=== Source material ===

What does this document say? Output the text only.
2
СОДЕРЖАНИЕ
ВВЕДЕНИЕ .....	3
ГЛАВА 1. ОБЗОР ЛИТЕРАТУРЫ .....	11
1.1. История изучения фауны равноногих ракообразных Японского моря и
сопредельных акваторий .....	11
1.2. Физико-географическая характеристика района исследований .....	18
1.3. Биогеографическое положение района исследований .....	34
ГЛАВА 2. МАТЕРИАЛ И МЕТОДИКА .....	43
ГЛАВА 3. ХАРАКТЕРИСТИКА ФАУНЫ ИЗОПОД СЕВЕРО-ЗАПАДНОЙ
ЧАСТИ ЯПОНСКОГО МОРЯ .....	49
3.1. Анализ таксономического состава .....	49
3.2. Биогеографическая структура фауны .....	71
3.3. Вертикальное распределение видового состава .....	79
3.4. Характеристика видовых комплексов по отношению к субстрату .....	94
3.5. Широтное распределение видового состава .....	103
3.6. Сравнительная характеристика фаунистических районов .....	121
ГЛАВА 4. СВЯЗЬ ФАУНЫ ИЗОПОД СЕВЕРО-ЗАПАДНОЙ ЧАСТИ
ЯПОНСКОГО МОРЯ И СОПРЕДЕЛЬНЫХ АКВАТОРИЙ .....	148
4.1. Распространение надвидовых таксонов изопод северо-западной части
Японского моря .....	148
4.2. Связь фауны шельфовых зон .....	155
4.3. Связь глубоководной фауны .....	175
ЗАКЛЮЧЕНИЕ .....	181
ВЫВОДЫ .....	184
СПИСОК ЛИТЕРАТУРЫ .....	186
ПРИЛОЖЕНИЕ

===

To be done: Produce an exact copy of the whole listing.

Exercise result:
What does this document say? Output the text only.
2
СОДЕРЖАНИЕ
ВВЕДЕНИЕ .....	3
ГЛАВА 1. ОБЗОР ЛИТЕРАТУРЫ .....	11
1.1. История изучения фауны равноногих ракообразных Японского моря и
сопредельных акваторий .....	11
1.2. Физико-географическая характеристика района исследований .....	18
1.3. Биогеографическое положение района исследований .....	34
ГЛАВА 2. МАТЕРИАЛ И МЕТОДИКА .....	43
ГЛАВА 3. ХАРАКТЕРИСТИКА ФАУНЫ ИЗОПОД СЕВЕРО-ЗАПАДНОЙ
ЧАСТИ ЯПОНСКОГО МОРЯ .....	49
3.1. Анализ таксономического состава .....	49
3.2. Биогеографическая структура фауны .....	71
3.3. Вертикальное распределение видового состава .....	79
3.4. Характеристика видовых комплексов по отношению к субстрату .....	94
3.5. Широтное распределение видового состава .....	103
3.6. Сравнительная характеристика фаунистических районов .....	121
ГЛАВА 4. СВЯЗЬ ФАУНЫ ИЗОПОД СЕВЕРО-ЗАПАДНОЙ ЧАСТИ
ЯПОНСКОГО МОРЯ И СОПРЕДЕЛЬНЫХ АКВАТОРИЙ .....	148
4.1. Распространение надвидовых таксонов изопод северо-западной части
Японского моря .....	148
4.2. Связь фауны шельфовых зон .....	155
4.3. Связь глубоководной фауны .....	175
ЗАКЛЮЧЕНИЕ .....	181
ВЫВОДЫ .....	184
СПИСОК ЛИТЕРАТУРЫ .....	186
ПРИЛОЖЕНИЕ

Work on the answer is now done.